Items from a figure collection

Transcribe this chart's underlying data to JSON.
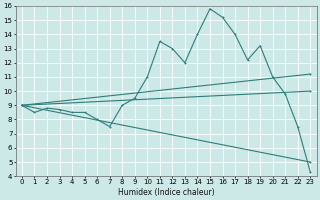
{
  "xlabel": "Humidex (Indice chaleur)",
  "xlim": [
    -0.5,
    23.5
  ],
  "ylim": [
    4,
    16
  ],
  "xticks": [
    0,
    1,
    2,
    3,
    4,
    5,
    6,
    7,
    8,
    9,
    10,
    11,
    12,
    13,
    14,
    15,
    16,
    17,
    18,
    19,
    20,
    21,
    22,
    23
  ],
  "yticks": [
    4,
    5,
    6,
    7,
    8,
    9,
    10,
    11,
    12,
    13,
    14,
    15,
    16
  ],
  "bg_color": "#cce9e8",
  "line_color": "#2e7d78",
  "grid_color": "#ffffff",
  "curve_main_x": [
    0,
    1,
    2,
    3,
    4,
    5,
    6,
    7,
    8,
    9,
    10,
    11,
    12,
    13,
    14,
    15,
    16,
    17,
    18,
    19,
    20,
    21,
    22,
    23
  ],
  "curve_main_y": [
    9.0,
    8.5,
    8.8,
    8.7,
    8.5,
    8.5,
    8.0,
    7.5,
    9.0,
    9.5,
    11.0,
    13.5,
    13.0,
    12.0,
    14.0,
    15.8,
    15.2,
    14.0,
    12.2,
    13.2,
    11.0,
    9.8,
    7.5,
    4.3
  ],
  "line1_x": [
    0,
    23
  ],
  "line1_y": [
    9.0,
    11.2
  ],
  "line2_x": [
    0,
    23
  ],
  "line2_y": [
    9.0,
    10.0
  ],
  "line3_x": [
    0,
    23
  ],
  "line3_y": [
    9.0,
    5.0
  ]
}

**EXERCISE:** Excluding the pictures, reproduce every entry exactly as given.

**FULL RESPONSE:**
Transcribe this chart's underlying data to JSON.
{
  "xlabel": "Humidex (Indice chaleur)",
  "xlim": [
    -0.5,
    23.5
  ],
  "ylim": [
    4,
    16
  ],
  "xticks": [
    0,
    1,
    2,
    3,
    4,
    5,
    6,
    7,
    8,
    9,
    10,
    11,
    12,
    13,
    14,
    15,
    16,
    17,
    18,
    19,
    20,
    21,
    22,
    23
  ],
  "yticks": [
    4,
    5,
    6,
    7,
    8,
    9,
    10,
    11,
    12,
    13,
    14,
    15,
    16
  ],
  "bg_color": "#cce9e8",
  "line_color": "#2e7d78",
  "grid_color": "#ffffff",
  "curve_main_x": [
    0,
    1,
    2,
    3,
    4,
    5,
    6,
    7,
    8,
    9,
    10,
    11,
    12,
    13,
    14,
    15,
    16,
    17,
    18,
    19,
    20,
    21,
    22,
    23
  ],
  "curve_main_y": [
    9.0,
    8.5,
    8.8,
    8.7,
    8.5,
    8.5,
    8.0,
    7.5,
    9.0,
    9.5,
    11.0,
    13.5,
    13.0,
    12.0,
    14.0,
    15.8,
    15.2,
    14.0,
    12.2,
    13.2,
    11.0,
    9.8,
    7.5,
    4.3
  ],
  "line1_x": [
    0,
    23
  ],
  "line1_y": [
    9.0,
    11.2
  ],
  "line2_x": [
    0,
    23
  ],
  "line2_y": [
    9.0,
    10.0
  ],
  "line3_x": [
    0,
    23
  ],
  "line3_y": [
    9.0,
    5.0
  ]
}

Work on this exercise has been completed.